## STATED EXERCISE
In the listing below, locate the lines that hold "most" and copy them.

## EXTRACTED MATERIAL
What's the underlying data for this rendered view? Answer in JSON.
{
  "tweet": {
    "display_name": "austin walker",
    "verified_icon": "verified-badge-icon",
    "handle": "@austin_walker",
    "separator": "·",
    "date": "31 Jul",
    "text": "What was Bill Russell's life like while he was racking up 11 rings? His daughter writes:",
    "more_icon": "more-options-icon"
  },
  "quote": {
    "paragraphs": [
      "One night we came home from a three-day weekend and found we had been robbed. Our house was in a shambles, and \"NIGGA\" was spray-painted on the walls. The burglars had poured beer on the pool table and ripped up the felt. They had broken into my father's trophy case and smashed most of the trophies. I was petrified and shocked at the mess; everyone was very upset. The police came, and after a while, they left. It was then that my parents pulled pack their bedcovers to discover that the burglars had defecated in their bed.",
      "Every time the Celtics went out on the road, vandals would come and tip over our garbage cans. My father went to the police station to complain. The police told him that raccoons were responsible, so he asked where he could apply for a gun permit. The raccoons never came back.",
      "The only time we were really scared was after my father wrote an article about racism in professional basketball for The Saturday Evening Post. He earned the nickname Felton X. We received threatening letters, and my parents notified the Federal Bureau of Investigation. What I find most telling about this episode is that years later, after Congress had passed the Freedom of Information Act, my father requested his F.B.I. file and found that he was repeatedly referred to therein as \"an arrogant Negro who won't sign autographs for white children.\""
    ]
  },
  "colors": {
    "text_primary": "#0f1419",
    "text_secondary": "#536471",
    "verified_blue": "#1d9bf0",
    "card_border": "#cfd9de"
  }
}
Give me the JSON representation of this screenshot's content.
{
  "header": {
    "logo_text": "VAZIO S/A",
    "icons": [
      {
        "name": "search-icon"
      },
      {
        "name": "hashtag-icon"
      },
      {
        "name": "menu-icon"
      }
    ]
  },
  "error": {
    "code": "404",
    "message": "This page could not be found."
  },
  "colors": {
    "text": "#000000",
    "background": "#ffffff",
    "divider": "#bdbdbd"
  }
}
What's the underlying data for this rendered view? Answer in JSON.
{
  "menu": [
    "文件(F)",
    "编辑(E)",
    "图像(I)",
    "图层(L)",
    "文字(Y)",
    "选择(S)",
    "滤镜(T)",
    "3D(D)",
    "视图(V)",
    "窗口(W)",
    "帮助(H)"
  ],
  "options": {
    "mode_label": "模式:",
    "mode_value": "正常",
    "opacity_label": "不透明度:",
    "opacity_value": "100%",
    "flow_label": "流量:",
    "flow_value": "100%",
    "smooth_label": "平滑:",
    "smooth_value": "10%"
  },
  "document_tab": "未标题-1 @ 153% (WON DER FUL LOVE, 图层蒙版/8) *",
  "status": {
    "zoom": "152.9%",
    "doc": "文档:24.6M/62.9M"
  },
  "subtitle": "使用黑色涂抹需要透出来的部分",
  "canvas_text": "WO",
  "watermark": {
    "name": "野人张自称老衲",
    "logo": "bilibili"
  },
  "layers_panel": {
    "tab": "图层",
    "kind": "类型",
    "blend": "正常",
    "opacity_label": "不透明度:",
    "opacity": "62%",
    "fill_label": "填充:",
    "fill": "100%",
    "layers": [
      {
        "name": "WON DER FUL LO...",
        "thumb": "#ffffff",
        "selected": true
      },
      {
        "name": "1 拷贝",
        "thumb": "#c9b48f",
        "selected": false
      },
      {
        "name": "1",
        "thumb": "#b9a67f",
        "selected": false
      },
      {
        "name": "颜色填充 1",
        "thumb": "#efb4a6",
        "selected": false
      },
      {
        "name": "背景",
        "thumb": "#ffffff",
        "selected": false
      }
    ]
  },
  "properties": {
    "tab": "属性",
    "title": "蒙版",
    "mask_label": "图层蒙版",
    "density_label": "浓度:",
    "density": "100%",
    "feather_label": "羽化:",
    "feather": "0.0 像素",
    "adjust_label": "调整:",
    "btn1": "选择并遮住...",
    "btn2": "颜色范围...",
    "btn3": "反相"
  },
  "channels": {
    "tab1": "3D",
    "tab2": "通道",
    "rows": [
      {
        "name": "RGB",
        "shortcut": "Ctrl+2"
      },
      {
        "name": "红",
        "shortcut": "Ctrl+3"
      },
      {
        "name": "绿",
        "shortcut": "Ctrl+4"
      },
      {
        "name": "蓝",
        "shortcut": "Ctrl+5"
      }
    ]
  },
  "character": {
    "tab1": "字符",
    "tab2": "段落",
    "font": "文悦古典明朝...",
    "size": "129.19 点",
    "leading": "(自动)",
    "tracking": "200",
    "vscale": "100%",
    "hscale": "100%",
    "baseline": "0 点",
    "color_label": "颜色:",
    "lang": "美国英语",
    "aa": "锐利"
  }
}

## OUTPUT FOR THIS EXERCISE
      "One night we came home from a three-day weekend and found we had been robbed. Our house was in a shambles, and \"NIGGA\" was spray-painted on the walls. The burglars had poured beer on the pool table and ripped up the felt. They had broken into my father's trophy case and smashed most of the trophies. I was petrified and shocked at the mess; everyone was very upset. The police came, and after a while, they left. It was then that my parents pulled pack their bedcovers to discover that the burglars had defecated in their bed.",
      "The only time we were really scared was after my father wrote an article about racism in professional basketball for The Saturday Evening Post. He earned the nickname Felton X. We received threatening letters, and my parents notified the Federal Bureau of Investigation. What I find most telling about this episode is that years later, after Congress had passed the Freedom of Information Act, my father requested his F.B.I. file and found that he was repeatedly referred to therein as \"an arrogant Negro who won't sign autographs for white children.\""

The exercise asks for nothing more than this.